** BEGIN Material for the task **

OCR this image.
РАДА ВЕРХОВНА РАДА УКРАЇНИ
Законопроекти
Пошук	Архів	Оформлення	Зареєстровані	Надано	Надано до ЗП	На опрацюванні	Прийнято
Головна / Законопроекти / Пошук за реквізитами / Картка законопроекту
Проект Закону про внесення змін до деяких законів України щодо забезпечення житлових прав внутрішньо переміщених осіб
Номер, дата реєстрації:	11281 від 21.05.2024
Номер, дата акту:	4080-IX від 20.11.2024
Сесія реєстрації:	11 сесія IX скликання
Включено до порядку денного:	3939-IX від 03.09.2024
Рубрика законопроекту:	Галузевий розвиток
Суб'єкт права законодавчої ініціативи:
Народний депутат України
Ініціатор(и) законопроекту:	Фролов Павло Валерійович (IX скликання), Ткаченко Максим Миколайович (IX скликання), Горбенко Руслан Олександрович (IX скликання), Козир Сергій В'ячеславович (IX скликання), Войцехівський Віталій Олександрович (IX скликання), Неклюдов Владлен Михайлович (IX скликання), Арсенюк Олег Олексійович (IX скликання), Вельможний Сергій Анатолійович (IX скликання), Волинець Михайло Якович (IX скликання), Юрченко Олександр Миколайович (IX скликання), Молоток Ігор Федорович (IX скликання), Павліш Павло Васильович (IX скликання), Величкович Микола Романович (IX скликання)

** END Material for the task **

[Given task] Reproduce the data in its entirety, matching each character.

[Task result]
OCR this image.
РАДА ВЕРХОВНА РАДА УКРАЇНИ
Законопроекти
Пошук	Архів	Оформлення	Зареєстровані	Надано	Надано до ЗП	На опрацюванні	Прийнято
Головна / Законопроекти / Пошук за реквізитами / Картка законопроекту
Проект Закону про внесення змін до деяких законів України щодо забезпечення житлових прав внутрішньо переміщених осіб
Номер, дата реєстрації:	11281 від 21.05.2024
Номер, дата акту:	4080-IX від 20.11.2024
Сесія реєстрації:	11 сесія IX скликання
Включено до порядку денного:	3939-IX від 03.09.2024
Рубрика законопроекту:	Галузевий розвиток
Суб'єкт права законодавчої ініціативи:
Народний депутат України
Ініціатор(и) законопроекту:	Фролов Павло Валерійович (IX скликання), Ткаченко Максим Миколайович (IX скликання), Горбенко Руслан Олександрович (IX скликання), Козир Сергій В'ячеславович (IX скликання), Войцехівський Віталій Олександрович (IX скликання), Неклюдов Владлен Михайлович (IX скликання), Арсенюк Олег Олексійович (IX скликання), Вельможний Сергій Анатолійович (IX скликання), Волинець Михайло Якович (IX скликання), Юрченко Олександр Миколайович (IX скликання), Молоток Ігор Федорович (IX скликання), Павліш Павло Васильович (IX скликання), Величкович Микола Романович (IX скликання)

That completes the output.